◆ Recorded data:
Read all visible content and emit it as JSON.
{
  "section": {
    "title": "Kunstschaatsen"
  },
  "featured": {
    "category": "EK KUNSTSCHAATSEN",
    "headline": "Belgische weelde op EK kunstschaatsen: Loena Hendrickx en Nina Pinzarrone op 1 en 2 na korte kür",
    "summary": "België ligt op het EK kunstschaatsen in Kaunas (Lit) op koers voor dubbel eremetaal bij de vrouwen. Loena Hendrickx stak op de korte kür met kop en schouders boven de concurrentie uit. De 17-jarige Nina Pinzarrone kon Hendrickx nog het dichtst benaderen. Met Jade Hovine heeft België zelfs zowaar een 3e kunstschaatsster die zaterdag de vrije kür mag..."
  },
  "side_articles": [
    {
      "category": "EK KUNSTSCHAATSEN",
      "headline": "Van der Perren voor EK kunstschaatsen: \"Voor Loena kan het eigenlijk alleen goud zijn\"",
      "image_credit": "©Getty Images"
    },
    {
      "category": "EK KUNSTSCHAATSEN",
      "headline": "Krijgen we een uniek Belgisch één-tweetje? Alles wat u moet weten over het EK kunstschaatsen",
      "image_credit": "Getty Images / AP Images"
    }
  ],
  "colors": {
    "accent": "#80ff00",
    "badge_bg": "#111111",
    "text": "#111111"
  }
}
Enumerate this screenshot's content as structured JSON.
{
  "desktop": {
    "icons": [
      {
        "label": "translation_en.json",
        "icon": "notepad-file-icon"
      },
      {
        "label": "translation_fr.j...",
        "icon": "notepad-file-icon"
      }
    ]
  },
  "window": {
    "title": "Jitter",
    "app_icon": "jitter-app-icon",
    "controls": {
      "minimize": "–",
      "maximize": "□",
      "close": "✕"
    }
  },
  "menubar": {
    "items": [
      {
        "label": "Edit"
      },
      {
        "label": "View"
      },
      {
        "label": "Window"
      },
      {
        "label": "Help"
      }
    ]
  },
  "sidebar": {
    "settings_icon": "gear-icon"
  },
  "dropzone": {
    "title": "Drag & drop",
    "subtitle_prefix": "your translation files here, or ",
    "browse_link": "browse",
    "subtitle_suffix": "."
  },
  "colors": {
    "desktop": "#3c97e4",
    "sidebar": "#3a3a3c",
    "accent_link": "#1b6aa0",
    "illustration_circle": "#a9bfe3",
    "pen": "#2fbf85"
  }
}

◆ Problem to work on:
Using the data above, repeat every line exactly.

◆ Written response:
Read all visible content and emit it as JSON.
{
  "section": {
    "title": "Kunstschaatsen"
  },
  "featured": {
    "category": "EK KUNSTSCHAATSEN",
    "headline": "Belgische weelde op EK kunstschaatsen: Loena Hendrickx en Nina Pinzarrone op 1 en 2 na korte kür",
    "summary": "België ligt op het EK kunstschaatsen in Kaunas (Lit) op koers voor dubbel eremetaal bij de vrouwen. Loena Hendrickx stak op de korte kür met kop en schouders boven de concurrentie uit. De 17-jarige Nina Pinzarrone kon Hendrickx nog het dichtst benaderen. Met Jade Hovine heeft België zelfs zowaar een 3e kunstschaatsster die zaterdag de vrije kür mag..."
  },
  "side_articles": [
    {
      "category": "EK KUNSTSCHAATSEN",
      "headline": "Van der Perren voor EK kunstschaatsen: \"Voor Loena kan het eigenlijk alleen goud zijn\"",
      "image_credit": "©Getty Images"
    },
    {
      "category": "EK KUNSTSCHAATSEN",
      "headline": "Krijgen we een uniek Belgisch één-tweetje? Alles wat u moet weten over het EK kunstschaatsen",
      "image_credit": "Getty Images / AP Images"
    }
  ],
  "colors": {
    "accent": "#80ff00",
    "badge_bg": "#111111",
    "text": "#111111"
  }
}
Enumerate this screenshot's content as structured JSON.
{
  "desktop": {
    "icons": [
      {
        "label": "translation_en.json",
        "icon": "notepad-file-icon"
      },
      {
        "label": "translation_fr.j...",
        "icon": "notepad-file-icon"
      }
    ]
  },
  "window": {
    "title": "Jitter",
    "app_icon": "jitter-app-icon",
    "controls": {
      "minimize": "–",
      "maximize": "□",
      "close": "✕"
    }
  },
  "menubar": {
    "items": [
      {
        "label": "Edit"
      },
      {
        "label": "View"
      },
      {
        "label": "Window"
      },
      {
        "label": "Help"
      }
    ]
  },
  "sidebar": {
    "settings_icon": "gear-icon"
  },
  "dropzone": {
    "title": "Drag & drop",
    "subtitle_prefix": "your translation files here, or ",
    "browse_link": "browse",
    "subtitle_suffix": "."
  },
  "colors": {
    "desktop": "#3c97e4",
    "sidebar": "#3a3a3c",
    "accent_link": "#1b6aa0",
    "illustration_circle": "#a9bfe3",
    "pen": "#2fbf85"
  }
}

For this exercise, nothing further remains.